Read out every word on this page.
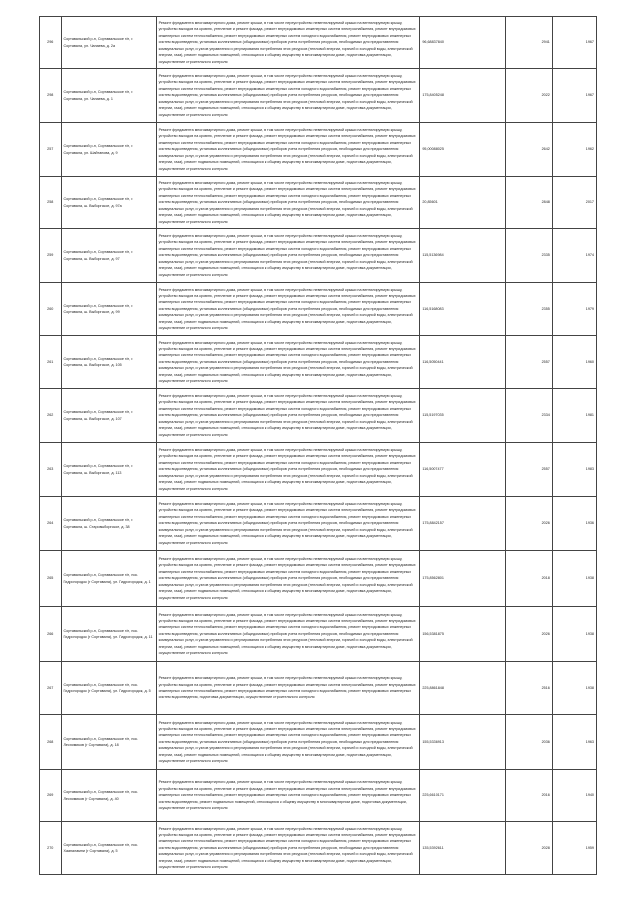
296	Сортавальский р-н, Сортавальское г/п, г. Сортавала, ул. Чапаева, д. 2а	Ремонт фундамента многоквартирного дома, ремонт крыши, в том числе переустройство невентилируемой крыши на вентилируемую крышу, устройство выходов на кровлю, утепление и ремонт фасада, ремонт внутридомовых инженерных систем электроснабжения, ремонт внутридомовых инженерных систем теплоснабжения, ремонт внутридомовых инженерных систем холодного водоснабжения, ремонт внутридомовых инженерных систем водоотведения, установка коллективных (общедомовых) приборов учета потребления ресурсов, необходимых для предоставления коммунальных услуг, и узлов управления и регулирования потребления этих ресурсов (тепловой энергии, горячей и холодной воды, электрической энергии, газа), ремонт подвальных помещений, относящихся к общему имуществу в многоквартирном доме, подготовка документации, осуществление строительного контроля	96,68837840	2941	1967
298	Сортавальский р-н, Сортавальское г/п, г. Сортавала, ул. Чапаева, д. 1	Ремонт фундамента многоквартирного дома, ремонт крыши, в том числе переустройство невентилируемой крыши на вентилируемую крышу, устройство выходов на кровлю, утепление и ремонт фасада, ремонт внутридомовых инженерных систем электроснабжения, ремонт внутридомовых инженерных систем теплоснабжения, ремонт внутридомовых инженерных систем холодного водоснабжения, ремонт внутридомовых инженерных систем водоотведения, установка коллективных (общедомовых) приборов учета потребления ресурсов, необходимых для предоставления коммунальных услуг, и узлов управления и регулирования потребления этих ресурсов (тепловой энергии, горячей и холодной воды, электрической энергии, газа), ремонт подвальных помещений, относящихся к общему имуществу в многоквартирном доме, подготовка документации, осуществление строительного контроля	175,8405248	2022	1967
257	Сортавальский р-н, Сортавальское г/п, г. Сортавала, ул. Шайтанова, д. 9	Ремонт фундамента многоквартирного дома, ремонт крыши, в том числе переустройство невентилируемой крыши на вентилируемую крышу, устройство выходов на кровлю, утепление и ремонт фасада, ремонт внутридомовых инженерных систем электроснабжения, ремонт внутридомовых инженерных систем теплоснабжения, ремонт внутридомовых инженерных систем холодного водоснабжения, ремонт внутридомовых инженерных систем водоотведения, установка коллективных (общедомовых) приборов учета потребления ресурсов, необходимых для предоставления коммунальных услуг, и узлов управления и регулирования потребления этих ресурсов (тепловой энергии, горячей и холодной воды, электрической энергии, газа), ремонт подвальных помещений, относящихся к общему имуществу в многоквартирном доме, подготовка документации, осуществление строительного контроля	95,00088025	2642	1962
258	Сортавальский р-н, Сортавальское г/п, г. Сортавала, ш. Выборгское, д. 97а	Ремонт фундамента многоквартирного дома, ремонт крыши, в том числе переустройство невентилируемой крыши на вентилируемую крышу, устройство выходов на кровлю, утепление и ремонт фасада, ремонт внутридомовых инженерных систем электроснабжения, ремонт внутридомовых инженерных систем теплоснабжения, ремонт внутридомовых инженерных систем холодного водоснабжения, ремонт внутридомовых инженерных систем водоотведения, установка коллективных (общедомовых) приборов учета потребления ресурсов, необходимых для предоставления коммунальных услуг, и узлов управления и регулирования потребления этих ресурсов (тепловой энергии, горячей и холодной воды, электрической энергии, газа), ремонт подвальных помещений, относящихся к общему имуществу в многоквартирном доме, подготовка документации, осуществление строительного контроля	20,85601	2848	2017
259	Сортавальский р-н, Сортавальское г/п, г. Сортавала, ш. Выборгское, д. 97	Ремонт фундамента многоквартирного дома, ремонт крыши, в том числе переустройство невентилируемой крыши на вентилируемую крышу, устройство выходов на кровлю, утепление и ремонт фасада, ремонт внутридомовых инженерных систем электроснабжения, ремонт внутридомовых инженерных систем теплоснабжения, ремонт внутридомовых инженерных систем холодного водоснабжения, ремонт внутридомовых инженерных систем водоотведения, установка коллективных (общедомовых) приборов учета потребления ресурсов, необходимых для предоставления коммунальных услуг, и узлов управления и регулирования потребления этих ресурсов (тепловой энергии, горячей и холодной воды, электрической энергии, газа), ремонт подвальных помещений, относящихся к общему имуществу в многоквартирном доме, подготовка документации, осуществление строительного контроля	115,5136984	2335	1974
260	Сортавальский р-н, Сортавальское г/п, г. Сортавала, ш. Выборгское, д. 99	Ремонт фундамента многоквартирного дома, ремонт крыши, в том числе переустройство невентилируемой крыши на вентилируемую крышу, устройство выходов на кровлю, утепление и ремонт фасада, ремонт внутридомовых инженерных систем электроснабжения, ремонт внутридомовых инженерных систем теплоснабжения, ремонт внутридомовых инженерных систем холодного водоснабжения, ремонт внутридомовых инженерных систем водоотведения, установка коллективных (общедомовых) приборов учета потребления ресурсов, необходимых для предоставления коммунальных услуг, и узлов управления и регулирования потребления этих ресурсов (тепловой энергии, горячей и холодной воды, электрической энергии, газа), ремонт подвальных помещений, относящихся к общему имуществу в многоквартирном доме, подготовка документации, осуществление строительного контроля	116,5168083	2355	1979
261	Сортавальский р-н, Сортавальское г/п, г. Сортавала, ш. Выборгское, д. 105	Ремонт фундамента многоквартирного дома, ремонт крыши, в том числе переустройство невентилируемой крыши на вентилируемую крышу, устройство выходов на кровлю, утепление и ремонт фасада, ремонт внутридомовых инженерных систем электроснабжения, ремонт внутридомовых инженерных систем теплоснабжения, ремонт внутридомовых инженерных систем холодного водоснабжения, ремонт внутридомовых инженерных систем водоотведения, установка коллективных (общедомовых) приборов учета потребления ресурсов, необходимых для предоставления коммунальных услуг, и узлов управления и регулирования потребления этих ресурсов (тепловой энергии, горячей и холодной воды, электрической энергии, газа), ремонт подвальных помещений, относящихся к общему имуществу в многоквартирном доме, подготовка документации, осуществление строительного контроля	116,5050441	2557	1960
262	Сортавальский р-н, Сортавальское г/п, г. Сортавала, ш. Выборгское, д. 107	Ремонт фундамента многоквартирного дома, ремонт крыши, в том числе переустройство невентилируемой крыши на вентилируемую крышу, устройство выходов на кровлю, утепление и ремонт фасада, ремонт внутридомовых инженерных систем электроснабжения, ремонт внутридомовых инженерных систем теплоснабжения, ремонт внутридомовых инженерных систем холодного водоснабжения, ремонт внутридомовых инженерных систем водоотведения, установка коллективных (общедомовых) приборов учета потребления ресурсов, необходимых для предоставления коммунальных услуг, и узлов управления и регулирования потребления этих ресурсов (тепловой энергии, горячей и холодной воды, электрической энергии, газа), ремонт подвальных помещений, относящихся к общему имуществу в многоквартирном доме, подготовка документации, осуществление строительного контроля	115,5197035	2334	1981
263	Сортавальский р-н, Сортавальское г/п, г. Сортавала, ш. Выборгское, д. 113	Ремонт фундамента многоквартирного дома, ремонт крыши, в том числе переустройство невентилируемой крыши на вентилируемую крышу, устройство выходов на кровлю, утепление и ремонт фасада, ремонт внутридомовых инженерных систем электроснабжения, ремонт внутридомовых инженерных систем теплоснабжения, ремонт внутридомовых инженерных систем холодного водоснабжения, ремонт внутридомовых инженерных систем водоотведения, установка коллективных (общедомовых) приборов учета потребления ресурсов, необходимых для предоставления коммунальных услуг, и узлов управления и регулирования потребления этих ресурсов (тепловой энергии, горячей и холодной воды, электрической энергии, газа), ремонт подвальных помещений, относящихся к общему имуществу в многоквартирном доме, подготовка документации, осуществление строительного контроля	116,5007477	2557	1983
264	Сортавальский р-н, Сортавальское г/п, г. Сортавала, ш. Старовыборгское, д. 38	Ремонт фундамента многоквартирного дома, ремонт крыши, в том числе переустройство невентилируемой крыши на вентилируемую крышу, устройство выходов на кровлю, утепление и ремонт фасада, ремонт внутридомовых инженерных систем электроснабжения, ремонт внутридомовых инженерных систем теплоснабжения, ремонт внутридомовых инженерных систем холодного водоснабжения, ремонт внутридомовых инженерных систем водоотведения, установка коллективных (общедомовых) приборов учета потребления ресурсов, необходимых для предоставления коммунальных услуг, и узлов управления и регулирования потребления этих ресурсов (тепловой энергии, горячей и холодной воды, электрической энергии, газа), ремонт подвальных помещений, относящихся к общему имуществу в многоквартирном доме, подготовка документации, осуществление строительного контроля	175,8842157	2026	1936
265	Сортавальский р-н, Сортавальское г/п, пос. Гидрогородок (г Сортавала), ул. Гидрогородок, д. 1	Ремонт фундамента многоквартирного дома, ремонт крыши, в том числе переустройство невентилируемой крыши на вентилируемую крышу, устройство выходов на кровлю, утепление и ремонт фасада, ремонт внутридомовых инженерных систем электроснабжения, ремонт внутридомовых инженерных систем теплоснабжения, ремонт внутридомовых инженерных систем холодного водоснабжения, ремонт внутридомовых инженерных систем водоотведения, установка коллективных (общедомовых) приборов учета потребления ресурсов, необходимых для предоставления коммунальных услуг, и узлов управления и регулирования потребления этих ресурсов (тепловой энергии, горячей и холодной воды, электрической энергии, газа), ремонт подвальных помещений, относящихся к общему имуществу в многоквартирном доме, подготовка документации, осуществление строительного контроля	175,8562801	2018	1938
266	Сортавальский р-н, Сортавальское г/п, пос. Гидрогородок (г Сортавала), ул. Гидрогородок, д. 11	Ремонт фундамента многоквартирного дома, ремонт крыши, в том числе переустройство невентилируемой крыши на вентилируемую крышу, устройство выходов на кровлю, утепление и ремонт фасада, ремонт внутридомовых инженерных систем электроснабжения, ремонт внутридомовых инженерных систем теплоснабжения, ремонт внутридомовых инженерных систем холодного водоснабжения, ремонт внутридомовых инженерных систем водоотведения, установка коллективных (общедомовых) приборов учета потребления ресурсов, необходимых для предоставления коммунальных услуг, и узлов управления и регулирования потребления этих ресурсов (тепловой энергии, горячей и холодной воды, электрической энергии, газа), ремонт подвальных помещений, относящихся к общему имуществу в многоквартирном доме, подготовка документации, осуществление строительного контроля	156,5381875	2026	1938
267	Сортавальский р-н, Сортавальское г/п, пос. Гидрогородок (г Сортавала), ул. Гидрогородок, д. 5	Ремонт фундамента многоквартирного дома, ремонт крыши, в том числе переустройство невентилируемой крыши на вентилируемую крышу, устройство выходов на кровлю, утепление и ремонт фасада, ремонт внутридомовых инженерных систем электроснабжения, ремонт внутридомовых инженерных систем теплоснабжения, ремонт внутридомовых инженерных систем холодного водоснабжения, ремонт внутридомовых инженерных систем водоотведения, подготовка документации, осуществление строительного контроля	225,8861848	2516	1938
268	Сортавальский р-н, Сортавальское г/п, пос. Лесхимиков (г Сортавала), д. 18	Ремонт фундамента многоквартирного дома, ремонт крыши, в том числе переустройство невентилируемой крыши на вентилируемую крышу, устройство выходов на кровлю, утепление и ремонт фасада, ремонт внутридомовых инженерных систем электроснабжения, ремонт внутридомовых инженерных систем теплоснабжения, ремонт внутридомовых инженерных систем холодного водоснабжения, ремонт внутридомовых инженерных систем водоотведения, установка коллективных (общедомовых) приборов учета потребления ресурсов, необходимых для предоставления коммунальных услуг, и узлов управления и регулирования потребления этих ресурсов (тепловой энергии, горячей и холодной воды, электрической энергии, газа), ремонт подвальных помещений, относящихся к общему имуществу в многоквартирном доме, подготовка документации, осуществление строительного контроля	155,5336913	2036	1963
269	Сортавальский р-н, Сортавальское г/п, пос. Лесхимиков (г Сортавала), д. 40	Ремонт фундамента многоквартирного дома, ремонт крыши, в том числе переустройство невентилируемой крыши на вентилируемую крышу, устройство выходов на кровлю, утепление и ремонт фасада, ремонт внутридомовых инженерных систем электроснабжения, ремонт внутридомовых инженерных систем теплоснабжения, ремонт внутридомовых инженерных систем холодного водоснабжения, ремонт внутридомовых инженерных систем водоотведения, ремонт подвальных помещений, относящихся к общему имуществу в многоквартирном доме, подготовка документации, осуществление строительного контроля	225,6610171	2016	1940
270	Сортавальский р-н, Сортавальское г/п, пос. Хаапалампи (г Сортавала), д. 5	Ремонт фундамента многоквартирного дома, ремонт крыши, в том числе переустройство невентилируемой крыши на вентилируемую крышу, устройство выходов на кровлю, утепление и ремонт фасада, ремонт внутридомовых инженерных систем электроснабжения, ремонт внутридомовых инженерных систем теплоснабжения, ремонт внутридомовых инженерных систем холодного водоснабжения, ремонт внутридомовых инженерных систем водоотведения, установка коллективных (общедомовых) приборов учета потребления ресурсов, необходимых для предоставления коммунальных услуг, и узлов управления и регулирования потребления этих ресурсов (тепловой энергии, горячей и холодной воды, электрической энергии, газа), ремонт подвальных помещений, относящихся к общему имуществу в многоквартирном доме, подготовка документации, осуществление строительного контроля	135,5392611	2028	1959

---

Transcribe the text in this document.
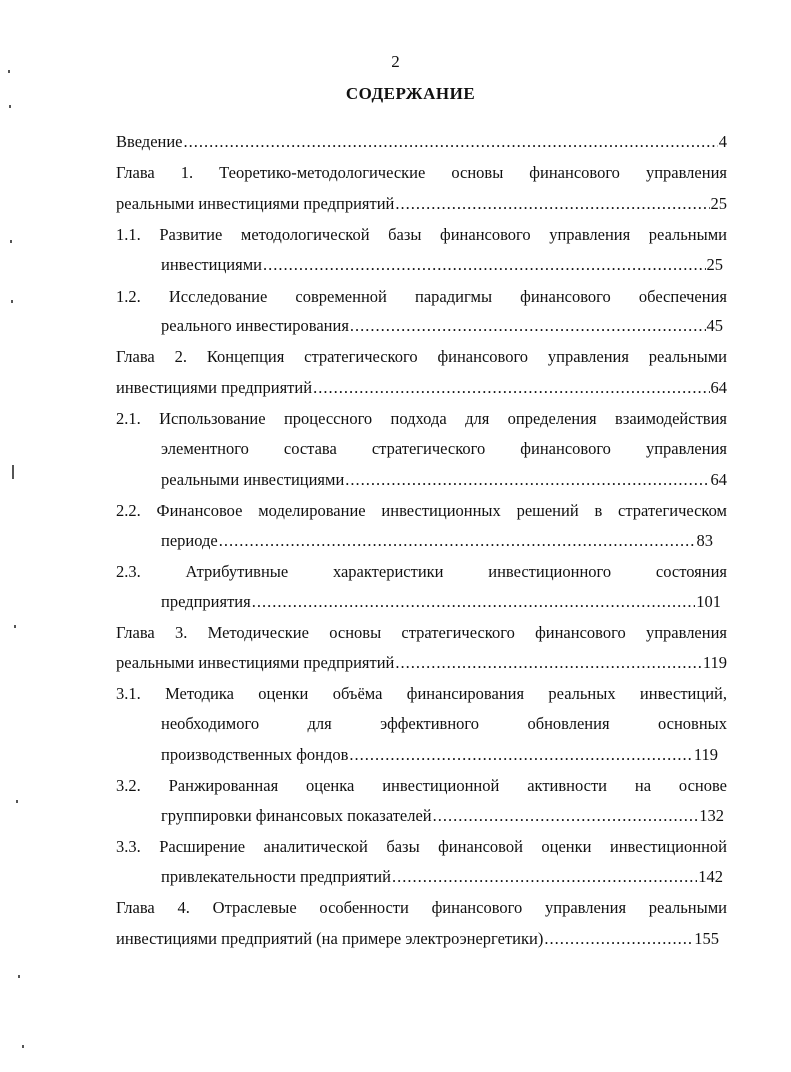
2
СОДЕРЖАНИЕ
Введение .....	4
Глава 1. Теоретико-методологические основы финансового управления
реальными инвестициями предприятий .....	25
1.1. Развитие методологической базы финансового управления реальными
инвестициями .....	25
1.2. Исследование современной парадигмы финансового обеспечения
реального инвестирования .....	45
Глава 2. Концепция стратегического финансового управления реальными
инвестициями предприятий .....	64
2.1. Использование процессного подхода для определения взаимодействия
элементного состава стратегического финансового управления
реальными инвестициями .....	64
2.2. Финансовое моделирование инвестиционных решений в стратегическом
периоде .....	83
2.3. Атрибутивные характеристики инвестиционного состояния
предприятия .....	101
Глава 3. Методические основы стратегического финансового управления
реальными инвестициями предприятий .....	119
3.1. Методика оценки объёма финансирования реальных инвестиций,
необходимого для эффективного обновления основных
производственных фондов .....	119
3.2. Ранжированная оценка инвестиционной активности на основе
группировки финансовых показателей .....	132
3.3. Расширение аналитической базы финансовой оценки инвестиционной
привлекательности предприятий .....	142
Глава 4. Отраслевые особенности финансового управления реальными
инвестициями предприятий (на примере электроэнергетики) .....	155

REQUIRED TASK
Give the count of lines holding the word "инвестиционной", with no other words.

CORRECT RESPONSE
2